-- Start --

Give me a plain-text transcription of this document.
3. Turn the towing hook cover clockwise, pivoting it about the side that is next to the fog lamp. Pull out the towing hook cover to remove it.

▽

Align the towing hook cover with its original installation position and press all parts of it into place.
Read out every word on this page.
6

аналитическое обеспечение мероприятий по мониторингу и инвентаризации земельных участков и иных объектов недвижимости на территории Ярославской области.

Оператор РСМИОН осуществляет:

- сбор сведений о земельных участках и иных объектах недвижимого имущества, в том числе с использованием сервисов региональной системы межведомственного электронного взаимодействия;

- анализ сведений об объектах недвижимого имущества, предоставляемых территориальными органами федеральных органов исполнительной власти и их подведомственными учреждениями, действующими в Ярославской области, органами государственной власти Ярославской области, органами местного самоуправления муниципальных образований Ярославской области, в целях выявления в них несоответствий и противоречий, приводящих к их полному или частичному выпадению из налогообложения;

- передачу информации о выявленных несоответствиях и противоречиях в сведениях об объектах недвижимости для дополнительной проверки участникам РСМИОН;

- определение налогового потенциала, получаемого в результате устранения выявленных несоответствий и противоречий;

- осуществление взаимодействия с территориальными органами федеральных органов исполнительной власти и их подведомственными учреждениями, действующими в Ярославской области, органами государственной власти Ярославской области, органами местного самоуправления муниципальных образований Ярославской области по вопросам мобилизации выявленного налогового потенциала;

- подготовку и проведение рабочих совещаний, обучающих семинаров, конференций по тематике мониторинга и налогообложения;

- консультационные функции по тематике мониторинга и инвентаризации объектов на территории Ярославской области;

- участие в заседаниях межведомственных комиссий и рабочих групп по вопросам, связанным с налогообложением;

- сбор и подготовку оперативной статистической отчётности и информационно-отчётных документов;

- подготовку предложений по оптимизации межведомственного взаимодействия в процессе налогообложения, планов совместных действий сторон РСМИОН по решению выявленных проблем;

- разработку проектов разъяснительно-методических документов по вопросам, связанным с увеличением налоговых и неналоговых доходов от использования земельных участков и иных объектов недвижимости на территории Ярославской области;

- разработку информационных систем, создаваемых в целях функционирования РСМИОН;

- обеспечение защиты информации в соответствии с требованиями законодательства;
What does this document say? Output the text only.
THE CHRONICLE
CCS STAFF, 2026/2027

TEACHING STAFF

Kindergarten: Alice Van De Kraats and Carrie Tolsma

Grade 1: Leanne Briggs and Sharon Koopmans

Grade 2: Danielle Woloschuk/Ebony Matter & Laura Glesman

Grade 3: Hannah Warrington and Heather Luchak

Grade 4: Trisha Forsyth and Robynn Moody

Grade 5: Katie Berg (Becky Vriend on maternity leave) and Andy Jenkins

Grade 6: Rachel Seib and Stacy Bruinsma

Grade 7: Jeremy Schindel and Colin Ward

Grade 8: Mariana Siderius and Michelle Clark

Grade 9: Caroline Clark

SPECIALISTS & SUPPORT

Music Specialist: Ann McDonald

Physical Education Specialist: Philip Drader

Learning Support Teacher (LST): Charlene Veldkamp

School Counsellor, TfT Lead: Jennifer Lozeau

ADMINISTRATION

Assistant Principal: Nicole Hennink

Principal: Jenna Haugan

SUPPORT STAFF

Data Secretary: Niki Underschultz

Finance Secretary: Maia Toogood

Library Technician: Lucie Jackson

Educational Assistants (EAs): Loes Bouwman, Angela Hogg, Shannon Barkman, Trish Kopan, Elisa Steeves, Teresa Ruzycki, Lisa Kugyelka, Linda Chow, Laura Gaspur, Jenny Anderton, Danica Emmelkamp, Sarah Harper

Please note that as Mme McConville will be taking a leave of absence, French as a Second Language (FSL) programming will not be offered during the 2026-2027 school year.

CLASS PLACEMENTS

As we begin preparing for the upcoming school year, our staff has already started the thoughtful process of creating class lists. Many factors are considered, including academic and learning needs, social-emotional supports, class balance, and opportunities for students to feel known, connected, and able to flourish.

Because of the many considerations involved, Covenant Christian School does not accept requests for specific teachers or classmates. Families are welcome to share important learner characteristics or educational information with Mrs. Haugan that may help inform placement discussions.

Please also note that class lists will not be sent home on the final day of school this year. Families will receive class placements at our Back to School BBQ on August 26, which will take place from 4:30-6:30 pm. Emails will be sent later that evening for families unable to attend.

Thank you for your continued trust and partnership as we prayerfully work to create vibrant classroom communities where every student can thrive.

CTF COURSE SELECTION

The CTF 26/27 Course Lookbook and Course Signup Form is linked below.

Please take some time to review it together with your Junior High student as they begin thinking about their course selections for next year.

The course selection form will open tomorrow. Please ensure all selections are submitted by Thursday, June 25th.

-- End --

EXERCISE DETAILS: Copy each line of the records that contains the word "towing".

EXERCISE SOLUTION:
3. Turn the towing hook cover clockwise, pivoting it about the side that is next to the fog lamp. Pull out the towing hook cover to remove it.
Align the towing hook cover with its original installation position and press all parts of it into place.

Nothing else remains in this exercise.